======== WORKING DATA ========

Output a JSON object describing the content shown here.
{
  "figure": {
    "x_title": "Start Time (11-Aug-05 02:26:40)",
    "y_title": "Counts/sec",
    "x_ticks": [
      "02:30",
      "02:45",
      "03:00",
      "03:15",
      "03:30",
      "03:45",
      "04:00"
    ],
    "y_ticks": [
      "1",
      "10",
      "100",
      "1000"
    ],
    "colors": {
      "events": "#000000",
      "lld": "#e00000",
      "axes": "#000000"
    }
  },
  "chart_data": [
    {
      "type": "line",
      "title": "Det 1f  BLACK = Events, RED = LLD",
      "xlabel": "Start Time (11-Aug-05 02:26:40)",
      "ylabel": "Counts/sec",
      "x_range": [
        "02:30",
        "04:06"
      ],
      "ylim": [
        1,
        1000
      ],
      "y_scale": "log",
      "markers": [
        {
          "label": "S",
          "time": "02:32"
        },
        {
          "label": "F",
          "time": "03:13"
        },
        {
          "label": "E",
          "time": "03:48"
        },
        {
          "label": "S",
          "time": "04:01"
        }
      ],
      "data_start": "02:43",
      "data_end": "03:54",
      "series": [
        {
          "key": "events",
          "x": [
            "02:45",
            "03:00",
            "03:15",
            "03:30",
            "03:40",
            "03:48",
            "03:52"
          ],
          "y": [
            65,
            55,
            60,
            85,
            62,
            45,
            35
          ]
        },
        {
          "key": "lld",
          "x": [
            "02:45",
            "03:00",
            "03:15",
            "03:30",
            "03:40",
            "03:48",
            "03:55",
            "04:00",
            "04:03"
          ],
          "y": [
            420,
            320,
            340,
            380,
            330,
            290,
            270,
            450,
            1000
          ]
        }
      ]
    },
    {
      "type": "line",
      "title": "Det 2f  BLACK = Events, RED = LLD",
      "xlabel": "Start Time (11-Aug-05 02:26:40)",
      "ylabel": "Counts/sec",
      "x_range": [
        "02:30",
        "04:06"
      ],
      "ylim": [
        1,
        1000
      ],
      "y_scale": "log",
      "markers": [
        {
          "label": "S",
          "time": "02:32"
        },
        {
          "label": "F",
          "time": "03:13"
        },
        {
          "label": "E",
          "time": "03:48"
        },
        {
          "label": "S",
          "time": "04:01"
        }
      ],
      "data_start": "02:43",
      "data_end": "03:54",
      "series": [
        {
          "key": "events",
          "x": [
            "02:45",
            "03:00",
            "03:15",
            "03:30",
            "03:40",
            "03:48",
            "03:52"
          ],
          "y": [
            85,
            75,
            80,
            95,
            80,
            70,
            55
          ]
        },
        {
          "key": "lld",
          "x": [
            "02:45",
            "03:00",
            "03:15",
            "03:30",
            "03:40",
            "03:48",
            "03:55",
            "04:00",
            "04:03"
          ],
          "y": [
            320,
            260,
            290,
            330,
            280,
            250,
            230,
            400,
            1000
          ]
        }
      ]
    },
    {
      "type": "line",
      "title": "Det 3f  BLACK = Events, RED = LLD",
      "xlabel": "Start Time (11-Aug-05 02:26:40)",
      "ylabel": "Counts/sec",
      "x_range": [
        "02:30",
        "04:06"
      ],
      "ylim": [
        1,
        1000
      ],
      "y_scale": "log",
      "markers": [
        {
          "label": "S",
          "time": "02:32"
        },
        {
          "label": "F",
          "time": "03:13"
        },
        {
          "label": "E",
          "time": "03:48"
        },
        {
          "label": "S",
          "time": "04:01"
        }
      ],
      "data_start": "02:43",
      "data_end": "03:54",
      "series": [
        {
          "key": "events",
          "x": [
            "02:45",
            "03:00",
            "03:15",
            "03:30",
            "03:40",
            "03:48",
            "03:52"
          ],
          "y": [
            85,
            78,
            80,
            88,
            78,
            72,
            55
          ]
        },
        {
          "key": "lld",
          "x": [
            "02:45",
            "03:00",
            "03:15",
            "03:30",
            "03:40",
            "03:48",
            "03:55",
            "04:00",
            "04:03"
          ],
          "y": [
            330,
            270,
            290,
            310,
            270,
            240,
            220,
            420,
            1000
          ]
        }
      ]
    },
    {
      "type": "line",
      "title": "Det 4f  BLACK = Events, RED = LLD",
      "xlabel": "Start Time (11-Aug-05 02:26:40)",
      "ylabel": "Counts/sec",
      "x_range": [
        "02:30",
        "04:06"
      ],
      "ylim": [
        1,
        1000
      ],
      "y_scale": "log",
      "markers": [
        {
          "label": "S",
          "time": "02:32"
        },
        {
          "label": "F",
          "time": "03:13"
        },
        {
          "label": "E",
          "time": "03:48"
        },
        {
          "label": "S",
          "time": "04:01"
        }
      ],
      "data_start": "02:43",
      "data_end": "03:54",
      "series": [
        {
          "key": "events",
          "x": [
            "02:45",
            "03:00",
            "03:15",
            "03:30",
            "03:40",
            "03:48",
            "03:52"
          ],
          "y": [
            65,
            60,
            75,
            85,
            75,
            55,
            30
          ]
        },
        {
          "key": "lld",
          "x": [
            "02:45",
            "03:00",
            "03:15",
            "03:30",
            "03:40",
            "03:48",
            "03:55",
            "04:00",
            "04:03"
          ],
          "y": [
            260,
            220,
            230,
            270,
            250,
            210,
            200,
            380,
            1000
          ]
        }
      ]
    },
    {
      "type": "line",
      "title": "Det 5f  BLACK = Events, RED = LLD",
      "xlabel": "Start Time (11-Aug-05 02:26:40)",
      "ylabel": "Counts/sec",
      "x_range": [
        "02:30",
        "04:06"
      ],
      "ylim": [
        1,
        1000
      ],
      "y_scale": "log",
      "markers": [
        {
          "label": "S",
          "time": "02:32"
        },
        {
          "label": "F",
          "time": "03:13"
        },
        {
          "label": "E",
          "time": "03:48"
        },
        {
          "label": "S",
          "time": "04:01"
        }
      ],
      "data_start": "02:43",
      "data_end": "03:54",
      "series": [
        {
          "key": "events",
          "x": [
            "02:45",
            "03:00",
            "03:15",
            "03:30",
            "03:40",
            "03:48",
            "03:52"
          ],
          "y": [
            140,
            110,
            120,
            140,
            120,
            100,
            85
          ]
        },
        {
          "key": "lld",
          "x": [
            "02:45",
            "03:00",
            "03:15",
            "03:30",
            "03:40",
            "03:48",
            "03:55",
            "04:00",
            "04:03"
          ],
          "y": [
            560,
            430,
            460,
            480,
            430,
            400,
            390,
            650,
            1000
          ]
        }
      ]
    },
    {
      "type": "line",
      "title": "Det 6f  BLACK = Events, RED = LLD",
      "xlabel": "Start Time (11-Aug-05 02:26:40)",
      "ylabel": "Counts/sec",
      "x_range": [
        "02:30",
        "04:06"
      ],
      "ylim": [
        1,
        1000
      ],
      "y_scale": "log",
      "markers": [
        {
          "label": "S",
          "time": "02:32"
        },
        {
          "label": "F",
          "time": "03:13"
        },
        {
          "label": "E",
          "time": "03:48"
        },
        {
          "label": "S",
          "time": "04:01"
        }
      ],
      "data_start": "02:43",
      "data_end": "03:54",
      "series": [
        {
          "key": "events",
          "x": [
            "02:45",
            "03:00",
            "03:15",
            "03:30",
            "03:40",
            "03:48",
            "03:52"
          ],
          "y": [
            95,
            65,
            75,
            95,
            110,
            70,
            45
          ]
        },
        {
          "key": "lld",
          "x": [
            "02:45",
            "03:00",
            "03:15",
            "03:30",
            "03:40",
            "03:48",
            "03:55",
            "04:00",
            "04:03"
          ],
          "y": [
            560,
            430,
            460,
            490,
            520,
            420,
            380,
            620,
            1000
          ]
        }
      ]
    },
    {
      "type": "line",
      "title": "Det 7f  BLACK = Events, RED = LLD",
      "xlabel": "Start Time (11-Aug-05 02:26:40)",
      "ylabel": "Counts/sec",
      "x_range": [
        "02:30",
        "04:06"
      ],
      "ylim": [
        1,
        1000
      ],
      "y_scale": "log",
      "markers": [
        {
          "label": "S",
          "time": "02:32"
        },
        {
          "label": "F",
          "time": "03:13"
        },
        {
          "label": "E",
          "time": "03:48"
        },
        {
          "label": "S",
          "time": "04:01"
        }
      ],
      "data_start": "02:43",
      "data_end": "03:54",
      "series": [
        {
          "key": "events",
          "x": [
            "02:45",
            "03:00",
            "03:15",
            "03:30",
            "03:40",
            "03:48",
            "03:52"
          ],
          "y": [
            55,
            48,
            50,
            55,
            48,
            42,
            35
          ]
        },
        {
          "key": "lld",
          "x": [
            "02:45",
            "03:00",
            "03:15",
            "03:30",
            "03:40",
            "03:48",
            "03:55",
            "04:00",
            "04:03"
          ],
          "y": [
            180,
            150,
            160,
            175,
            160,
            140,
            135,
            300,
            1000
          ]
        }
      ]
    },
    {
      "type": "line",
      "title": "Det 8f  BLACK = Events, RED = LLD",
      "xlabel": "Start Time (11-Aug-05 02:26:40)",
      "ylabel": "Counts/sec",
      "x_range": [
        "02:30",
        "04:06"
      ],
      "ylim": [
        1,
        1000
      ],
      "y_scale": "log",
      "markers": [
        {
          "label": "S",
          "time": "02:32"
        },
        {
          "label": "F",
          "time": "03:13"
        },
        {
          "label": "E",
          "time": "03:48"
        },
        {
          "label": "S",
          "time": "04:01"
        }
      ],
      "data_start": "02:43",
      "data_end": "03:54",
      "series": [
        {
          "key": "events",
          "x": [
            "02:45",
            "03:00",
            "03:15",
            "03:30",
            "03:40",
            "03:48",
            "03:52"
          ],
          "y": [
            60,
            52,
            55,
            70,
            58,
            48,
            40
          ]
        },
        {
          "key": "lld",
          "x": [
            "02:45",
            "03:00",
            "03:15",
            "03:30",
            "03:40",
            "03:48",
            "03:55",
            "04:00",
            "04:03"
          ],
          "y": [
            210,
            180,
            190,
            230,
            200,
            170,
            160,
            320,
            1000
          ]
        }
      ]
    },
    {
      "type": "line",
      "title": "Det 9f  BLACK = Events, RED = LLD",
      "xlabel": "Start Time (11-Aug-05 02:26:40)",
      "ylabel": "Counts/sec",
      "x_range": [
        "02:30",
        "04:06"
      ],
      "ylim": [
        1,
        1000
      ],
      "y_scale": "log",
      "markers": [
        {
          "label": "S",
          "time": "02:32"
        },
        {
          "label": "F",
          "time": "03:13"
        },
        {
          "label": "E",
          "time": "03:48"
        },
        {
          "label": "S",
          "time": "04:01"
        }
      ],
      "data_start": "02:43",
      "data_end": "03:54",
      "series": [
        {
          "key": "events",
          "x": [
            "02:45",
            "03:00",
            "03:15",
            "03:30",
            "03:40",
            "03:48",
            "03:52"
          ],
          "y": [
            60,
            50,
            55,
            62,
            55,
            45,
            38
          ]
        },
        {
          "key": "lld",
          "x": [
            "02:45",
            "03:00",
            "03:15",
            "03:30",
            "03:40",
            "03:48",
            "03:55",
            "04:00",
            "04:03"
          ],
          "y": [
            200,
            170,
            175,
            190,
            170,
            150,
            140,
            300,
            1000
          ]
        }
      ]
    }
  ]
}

========

GIVEN TASK -
Copy the lines from the entries above in which the word "BLACK" appears.

OUTPUT -
      "title": "Det 1f  BLACK = Events, RED = LLD",
      "title": "Det 2f  BLACK = Events, RED = LLD",
      "title": "Det 3f  BLACK = Events, RED = LLD",
      "title": "Det 4f  BLACK = Events, RED = LLD",
      "title": "Det 5f  BLACK = Events, RED = LLD",
      "title": "Det 6f  BLACK = Events, RED = LLD",
      "title": "Det 7f  BLACK = Events, RED = LLD",
      "title": "Det 8f  BLACK = Events, RED = LLD",
      "title": "Det 9f  BLACK = Events, RED = LLD",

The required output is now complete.